[Dataset listings of figures]
- - -

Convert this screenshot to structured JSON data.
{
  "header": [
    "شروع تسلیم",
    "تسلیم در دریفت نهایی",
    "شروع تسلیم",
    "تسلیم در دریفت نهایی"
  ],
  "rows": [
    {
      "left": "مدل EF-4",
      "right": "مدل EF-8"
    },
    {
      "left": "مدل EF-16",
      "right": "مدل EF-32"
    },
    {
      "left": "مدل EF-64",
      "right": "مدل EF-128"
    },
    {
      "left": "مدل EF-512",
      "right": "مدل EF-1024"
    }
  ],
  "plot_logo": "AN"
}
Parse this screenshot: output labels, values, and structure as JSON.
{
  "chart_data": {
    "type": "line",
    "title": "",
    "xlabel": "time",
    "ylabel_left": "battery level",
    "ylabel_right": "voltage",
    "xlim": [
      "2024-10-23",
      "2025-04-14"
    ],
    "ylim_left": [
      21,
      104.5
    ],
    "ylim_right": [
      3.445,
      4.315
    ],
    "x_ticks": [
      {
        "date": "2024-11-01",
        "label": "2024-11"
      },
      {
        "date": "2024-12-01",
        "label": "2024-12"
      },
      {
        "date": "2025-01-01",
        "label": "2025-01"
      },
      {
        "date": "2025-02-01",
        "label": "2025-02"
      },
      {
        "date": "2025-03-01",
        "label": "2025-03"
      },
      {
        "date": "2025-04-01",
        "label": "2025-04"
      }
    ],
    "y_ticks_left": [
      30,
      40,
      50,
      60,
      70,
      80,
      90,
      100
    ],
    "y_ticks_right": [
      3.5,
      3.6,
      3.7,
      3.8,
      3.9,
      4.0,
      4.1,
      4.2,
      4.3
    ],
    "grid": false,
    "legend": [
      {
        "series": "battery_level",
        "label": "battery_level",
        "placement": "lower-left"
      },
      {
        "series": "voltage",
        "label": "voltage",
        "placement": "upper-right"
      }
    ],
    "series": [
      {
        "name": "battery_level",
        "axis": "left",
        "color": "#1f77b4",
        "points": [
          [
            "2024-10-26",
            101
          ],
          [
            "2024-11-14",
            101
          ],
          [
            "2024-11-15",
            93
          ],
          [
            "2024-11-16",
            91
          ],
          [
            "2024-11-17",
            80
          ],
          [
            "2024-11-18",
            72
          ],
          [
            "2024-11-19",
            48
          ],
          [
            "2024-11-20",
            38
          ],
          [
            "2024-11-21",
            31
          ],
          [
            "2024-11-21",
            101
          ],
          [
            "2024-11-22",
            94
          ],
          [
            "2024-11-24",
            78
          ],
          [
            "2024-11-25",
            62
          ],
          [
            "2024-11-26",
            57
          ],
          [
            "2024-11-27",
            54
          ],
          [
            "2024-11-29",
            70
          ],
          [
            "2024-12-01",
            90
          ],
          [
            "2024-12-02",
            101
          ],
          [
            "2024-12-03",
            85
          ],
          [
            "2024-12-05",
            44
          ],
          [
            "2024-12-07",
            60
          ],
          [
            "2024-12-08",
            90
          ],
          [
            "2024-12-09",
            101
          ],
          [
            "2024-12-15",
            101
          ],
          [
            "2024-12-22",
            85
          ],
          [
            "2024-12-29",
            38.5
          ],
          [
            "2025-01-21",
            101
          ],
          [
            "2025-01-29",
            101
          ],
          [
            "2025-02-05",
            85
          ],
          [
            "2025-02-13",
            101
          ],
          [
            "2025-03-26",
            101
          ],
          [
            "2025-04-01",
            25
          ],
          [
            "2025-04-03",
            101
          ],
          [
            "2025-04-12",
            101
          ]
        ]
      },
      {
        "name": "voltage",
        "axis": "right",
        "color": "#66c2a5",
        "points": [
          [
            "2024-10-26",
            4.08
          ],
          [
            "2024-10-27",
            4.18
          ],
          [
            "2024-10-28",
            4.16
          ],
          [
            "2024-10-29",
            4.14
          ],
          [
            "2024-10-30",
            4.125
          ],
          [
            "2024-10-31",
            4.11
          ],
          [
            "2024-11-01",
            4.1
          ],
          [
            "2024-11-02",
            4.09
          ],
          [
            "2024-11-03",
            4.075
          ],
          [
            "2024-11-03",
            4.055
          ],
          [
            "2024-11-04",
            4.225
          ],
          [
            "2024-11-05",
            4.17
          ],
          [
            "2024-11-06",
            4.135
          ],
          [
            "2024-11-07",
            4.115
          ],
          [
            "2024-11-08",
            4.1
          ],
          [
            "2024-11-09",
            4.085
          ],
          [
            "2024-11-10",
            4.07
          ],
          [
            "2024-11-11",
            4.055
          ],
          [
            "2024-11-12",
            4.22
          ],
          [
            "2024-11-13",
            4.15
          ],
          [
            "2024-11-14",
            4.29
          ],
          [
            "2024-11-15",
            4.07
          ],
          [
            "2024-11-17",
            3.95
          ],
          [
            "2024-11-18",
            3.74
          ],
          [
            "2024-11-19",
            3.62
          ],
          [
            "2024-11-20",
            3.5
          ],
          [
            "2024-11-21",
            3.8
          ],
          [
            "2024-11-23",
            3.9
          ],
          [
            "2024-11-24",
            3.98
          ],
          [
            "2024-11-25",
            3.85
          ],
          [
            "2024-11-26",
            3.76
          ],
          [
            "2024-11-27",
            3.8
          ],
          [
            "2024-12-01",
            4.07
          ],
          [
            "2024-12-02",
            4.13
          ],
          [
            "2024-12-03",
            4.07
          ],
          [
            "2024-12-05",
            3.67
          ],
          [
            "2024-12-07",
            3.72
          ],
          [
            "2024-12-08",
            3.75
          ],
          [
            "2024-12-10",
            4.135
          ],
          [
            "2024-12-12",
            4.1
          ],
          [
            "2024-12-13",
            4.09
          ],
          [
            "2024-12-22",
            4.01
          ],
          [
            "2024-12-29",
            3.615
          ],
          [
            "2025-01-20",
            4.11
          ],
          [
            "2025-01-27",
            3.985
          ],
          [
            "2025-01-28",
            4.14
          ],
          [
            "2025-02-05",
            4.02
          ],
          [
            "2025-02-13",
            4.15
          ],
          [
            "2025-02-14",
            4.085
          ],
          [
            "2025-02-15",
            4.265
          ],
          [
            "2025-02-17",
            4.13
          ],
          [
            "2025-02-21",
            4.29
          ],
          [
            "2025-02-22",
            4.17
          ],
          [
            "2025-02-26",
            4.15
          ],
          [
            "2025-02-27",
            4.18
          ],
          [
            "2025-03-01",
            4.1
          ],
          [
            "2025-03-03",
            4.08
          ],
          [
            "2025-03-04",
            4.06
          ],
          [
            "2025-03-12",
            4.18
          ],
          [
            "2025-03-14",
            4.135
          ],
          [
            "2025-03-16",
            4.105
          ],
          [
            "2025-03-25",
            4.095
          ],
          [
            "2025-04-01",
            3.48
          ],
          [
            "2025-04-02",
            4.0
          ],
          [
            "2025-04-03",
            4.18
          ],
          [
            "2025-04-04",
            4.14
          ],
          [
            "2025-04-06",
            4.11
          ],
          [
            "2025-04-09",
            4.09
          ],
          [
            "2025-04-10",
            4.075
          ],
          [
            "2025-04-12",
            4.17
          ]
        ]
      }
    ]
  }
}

- - -

• Task to complete
Return only the number of lines in the preceding records that contain the string "دریفت".

• Worked solution
2